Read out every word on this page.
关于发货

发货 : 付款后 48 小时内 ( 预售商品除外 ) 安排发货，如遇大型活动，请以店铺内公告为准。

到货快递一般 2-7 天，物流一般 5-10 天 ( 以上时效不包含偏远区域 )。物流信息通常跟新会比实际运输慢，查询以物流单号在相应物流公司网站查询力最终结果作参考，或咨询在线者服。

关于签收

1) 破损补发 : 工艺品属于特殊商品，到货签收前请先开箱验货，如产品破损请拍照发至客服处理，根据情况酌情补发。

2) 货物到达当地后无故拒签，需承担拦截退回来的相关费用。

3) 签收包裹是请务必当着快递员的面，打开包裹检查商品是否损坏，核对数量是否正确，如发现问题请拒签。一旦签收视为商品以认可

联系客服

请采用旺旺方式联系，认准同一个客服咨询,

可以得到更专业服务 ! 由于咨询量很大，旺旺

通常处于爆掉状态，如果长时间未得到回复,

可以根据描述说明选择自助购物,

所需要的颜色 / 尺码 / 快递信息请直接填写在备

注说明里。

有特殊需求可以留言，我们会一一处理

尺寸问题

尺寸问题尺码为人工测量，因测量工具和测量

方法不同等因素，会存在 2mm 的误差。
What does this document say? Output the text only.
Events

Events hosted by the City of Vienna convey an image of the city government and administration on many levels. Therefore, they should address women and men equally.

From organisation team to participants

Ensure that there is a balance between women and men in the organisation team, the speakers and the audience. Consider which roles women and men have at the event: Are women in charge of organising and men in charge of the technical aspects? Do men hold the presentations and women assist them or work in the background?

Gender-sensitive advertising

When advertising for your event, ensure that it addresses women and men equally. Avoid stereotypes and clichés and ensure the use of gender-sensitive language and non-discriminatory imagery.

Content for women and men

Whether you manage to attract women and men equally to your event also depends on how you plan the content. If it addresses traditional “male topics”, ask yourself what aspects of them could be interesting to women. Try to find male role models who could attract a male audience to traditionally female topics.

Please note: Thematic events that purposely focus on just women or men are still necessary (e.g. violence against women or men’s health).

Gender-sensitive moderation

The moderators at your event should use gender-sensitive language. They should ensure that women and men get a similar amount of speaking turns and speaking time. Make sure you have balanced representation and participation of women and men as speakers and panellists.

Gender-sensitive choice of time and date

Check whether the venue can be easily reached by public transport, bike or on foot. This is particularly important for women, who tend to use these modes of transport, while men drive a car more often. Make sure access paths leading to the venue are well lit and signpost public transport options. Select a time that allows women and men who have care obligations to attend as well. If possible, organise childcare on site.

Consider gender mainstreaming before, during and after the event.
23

────────

Please reproduce the entire listing, exactly as shown.

Read out every word on this page.
关于发货

发货 : 付款后 48 小时内 ( 预售商品除外 ) 安排发货，如遇大型活动，请以店铺内公告为准。

到货快递一般 2-7 天，物流一般 5-10 天 ( 以上时效不包含偏远区域 )。物流信息通常跟新会比实际运输慢，查询以物流单号在相应物流公司网站查询力最终结果作参考，或咨询在线者服。

关于签收

1) 破损补发 : 工艺品属于特殊商品，到货签收前请先开箱验货，如产品破损请拍照发至客服处理，根据情况酌情补发。

2) 货物到达当地后无故拒签，需承担拦截退回来的相关费用。

3) 签收包裹是请务必当着快递员的面，打开包裹检查商品是否损坏，核对数量是否正确，如发现问题请拒签。一旦签收视为商品以认可

联系客服

请采用旺旺方式联系，认准同一个客服咨询,

可以得到更专业服务 ! 由于咨询量很大，旺旺

通常处于爆掉状态，如果长时间未得到回复,

可以根据描述说明选择自助购物,

所需要的颜色 / 尺码 / 快递信息请直接填写在备

注说明里。

有特殊需求可以留言，我们会一一处理

尺寸问题

尺寸问题尺码为人工测量，因测量工具和测量

方法不同等因素，会存在 2mm 的误差。
What does this document say? Output the text only.
Events

Events hosted by the City of Vienna convey an image of the city government and administration on many levels. Therefore, they should address women and men equally.

From organisation team to participants

Ensure that there is a balance between women and men in the organisation team, the speakers and the audience. Consider which roles women and men have at the event: Are women in charge of organising and men in charge of the technical aspects? Do men hold the presentations and women assist them or work in the background?

Gender-sensitive advertising

When advertising for your event, ensure that it addresses women and men equally. Avoid stereotypes and clichés and ensure the use of gender-sensitive language and non-discriminatory imagery.

Content for women and men

Whether you manage to attract women and men equally to your event also depends on how you plan the content. If it addresses traditional “male topics”, ask yourself what aspects of them could be interesting to women. Try to find male role models who could attract a male audience to traditionally female topics.

Please note: Thematic events that purposely focus on just women or men are still necessary (e.g. violence against women or men’s health).

Gender-sensitive moderation

The moderators at your event should use gender-sensitive language. They should ensure that women and men get a similar amount of speaking turns and speaking time. Make sure you have balanced representation and participation of women and men as speakers and panellists.

Gender-sensitive choice of time and date

Check whether the venue can be easily reached by public transport, bike or on foot. This is particularly important for women, who tend to use these modes of transport, while men drive a car more often. Make sure access paths leading to the venue are well lit and signpost public transport options. Select a time that allows women and men who have care obligations to attend as well. If possible, organise childcare on site.

Consider gender mainstreaming before, during and after the event.
23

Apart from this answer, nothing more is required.